Challenge
Could you transcribe every record below exactly as written, leaving out any pictures?

-- START OF Provided material --

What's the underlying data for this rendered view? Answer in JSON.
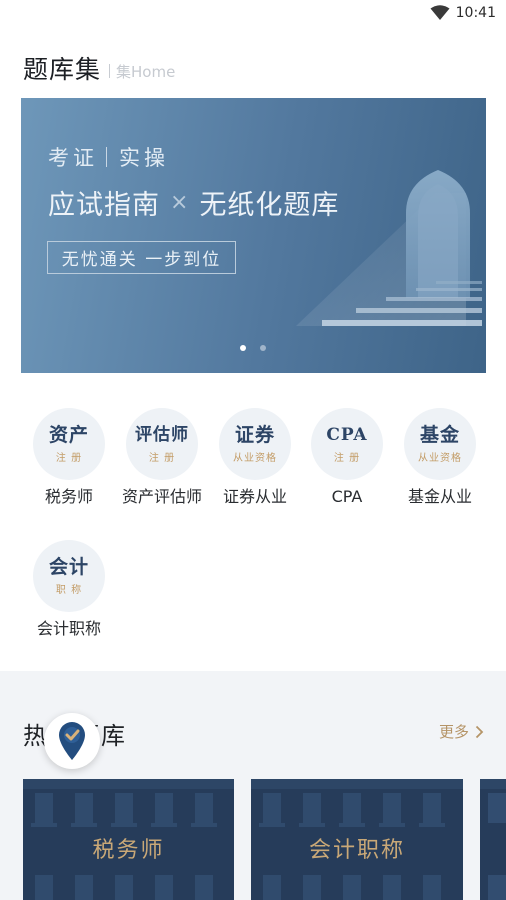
{
  "status_bar": {
    "time": "10:41"
  },
  "header": {
    "title": "题库集",
    "subtitle": "集Home"
  },
  "banner": {
    "category_left": "考证",
    "category_right": "实操",
    "headline_left": "应试指南",
    "headline_sep": "×",
    "headline_right": "无纸化题库",
    "tagline": "无忧通关 一步到位",
    "slide_count": 2,
    "active_slide": 1
  },
  "categories": [
    {
      "big": "资产",
      "small": "注 册",
      "label": "税务师"
    },
    {
      "big": "评估师",
      "small": "注 册",
      "label": "资产评估师"
    },
    {
      "big": "证券",
      "small": "从业资格",
      "label": "证券从业"
    },
    {
      "big": "CPA",
      "small": "注 册",
      "label": "CPA"
    },
    {
      "big": "基金",
      "small": "从业资格",
      "label": "基金从业"
    },
    {
      "big": "会计",
      "small": "职 称",
      "label": "会计职称"
    }
  ],
  "hot": {
    "title": "热门题库",
    "more_label": "更多",
    "cards": [
      {
        "label": "税务师"
      },
      {
        "label": "会计职称"
      }
    ]
  },
  "colors": {
    "banner_start": "#6e97b9",
    "banner_end": "#3e6488",
    "navy": "#263c5a",
    "gold": "#c39c66",
    "section_bg": "#f2f4f7"
  },
  "icons": {
    "wifi": "wifi-icon",
    "chevron": "chevron-right-icon",
    "fab": "location-check-icon"
  }
}
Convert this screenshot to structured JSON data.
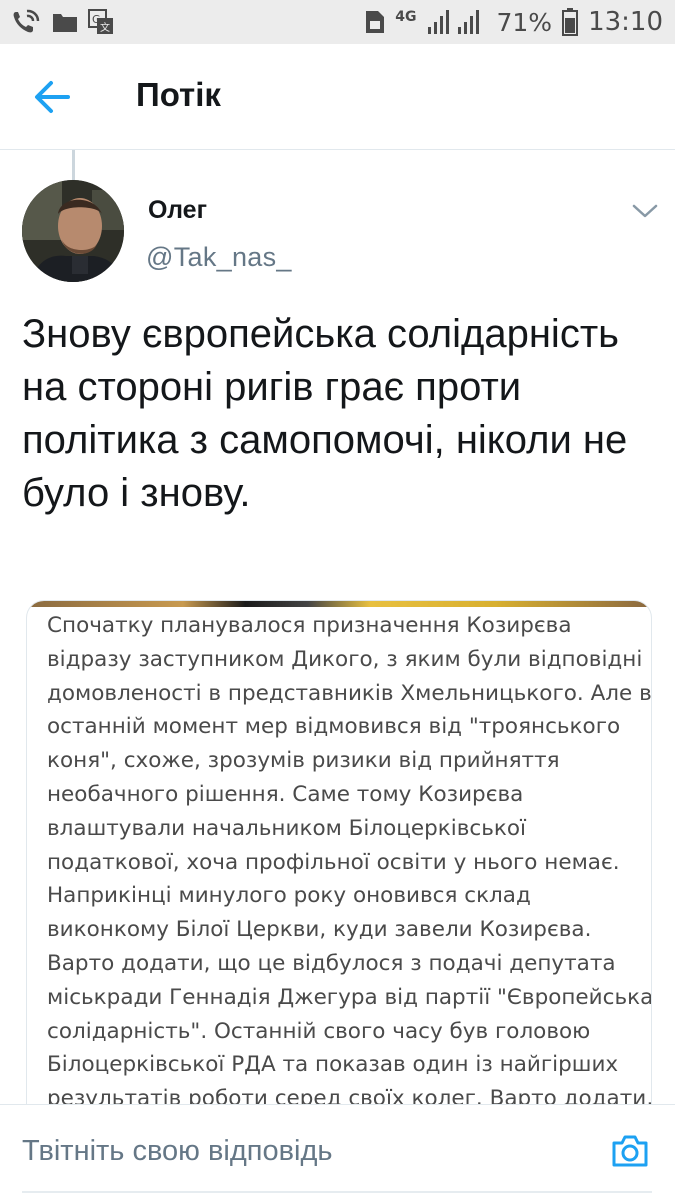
{
  "status_bar": {
    "network": "4G",
    "battery": "71%",
    "time": "13:10"
  },
  "header": {
    "title": "Потік"
  },
  "tweet": {
    "author_name": "Олег",
    "author_handle": "@Tak_nas_",
    "text": "Знову європейська солідарність на стороні ригів грає проти політика з самопомочі, ніколи не було і знову.",
    "media_text_lines": [
      "Спочатку планувалося призначення Козирєва",
      "відразу заступником Дикого, з яким були відповідні",
      "домовленості в представників Хмельницького. Але в",
      "останній момент мер відмовився від \"троянського",
      "коня\", схоже, зрозумів ризики від прийняття",
      "необачного рішення. Саме тому Козирєва",
      "влаштували начальником Білоцерківської",
      "податкової, хоча профільної освіти у нього немає.",
      "Наприкінці минулого року оновився склад",
      "виконкому Білої Церкви, куди завели Козирєва.",
      "Варто додати, що це відбулося з подачі депутата",
      "міськради Геннадія Джегура від партії \"Європейська",
      "солідарність\". Останній свого часу був головою",
      "Білоцерківської РДА та показав один із найгірших",
      "результатів роботи серед своїх колег. Варто додати,"
    ]
  },
  "reply": {
    "placeholder": "Твітніть свою відповідь"
  },
  "colors": {
    "accent": "#1da1f2",
    "text_primary": "#14171a",
    "text_secondary": "#657786",
    "divider": "#e1e8ed"
  },
  "icons": [
    "phone-wifi-icon",
    "folder-icon",
    "translate-icon",
    "sim-icon",
    "signal-icon",
    "battery-icon",
    "back-arrow-icon",
    "chevron-down-icon",
    "camera-icon"
  ]
}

-- END OF Provided material --

Answer to this problem
What's the underlying data for this rendered view? Answer in JSON.
{
  "status_bar": {
    "time": "10:41"
  },
  "header": {
    "title": "题库集",
    "subtitle": "集Home"
  },
  "banner": {
    "category_left": "考证",
    "category_right": "实操",
    "headline_left": "应试指南",
    "headline_sep": "×",
    "headline_right": "无纸化题库",
    "tagline": "无忧通关 一步到位",
    "slide_count": 2,
    "active_slide": 1
  },
  "categories": [
    {
      "big": "资产",
      "small": "注 册",
      "label": "税务师"
    },
    {
      "big": "评估师",
      "small": "注 册",
      "label": "资产评估师"
    },
    {
      "big": "证券",
      "small": "从业资格",
      "label": "证券从业"
    },
    {
      "big": "CPA",
      "small": "注 册",
      "label": "CPA"
    },
    {
      "big": "基金",
      "small": "从业资格",
      "label": "基金从业"
    },
    {
      "big": "会计",
      "small": "职 称",
      "label": "会计职称"
    }
  ],
  "hot": {
    "title": "热门题库",
    "more_label": "更多",
    "cards": [
      {
        "label": "税务师"
      },
      {
        "label": "会计职称"
      }
    ]
  },
  "colors": {
    "banner_start": "#6e97b9",
    "banner_end": "#3e6488",
    "navy": "#263c5a",
    "gold": "#c39c66",
    "section_bg": "#f2f4f7"
  },
  "icons": {
    "wifi": "wifi-icon",
    "chevron": "chevron-right-icon",
    "fab": "location-check-icon"
  }
}
Convert this screenshot to structured JSON data.
{
  "status_bar": {
    "network": "4G",
    "battery": "71%",
    "time": "13:10"
  },
  "header": {
    "title": "Потік"
  },
  "tweet": {
    "author_name": "Олег",
    "author_handle": "@Tak_nas_",
    "text": "Знову європейська солідарність на стороні ригів грає проти політика з самопомочі, ніколи не було і знову.",
    "media_text_lines": [
      "Спочатку планувалося призначення Козирєва",
      "відразу заступником Дикого, з яким були відповідні",
      "домовленості в представників Хмельницького. Але в",
      "останній момент мер відмовився від \"троянського",
      "коня\", схоже, зрозумів ризики від прийняття",
      "необачного рішення. Саме тому Козирєва",
      "влаштували начальником Білоцерківської",
      "податкової, хоча профільної освіти у нього немає.",
      "Наприкінці минулого року оновився склад",
      "виконкому Білої Церкви, куди завели Козирєва.",
      "Варто додати, що це відбулося з подачі депутата",
      "міськради Геннадія Джегура від партії \"Європейська",
      "солідарність\". Останній свого часу був головою",
      "Білоцерківської РДА та показав один із найгірших",
      "результатів роботи серед своїх колег. Варто додати,"
    ]
  },
  "reply": {
    "placeholder": "Твітніть свою відповідь"
  },
  "colors": {
    "accent": "#1da1f2",
    "text_primary": "#14171a",
    "text_secondary": "#657786",
    "divider": "#e1e8ed"
  },
  "icons": [
    "phone-wifi-icon",
    "folder-icon",
    "translate-icon",
    "sim-icon",
    "signal-icon",
    "battery-icon",
    "back-arrow-icon",
    "chevron-down-icon",
    "camera-icon"
  ]
}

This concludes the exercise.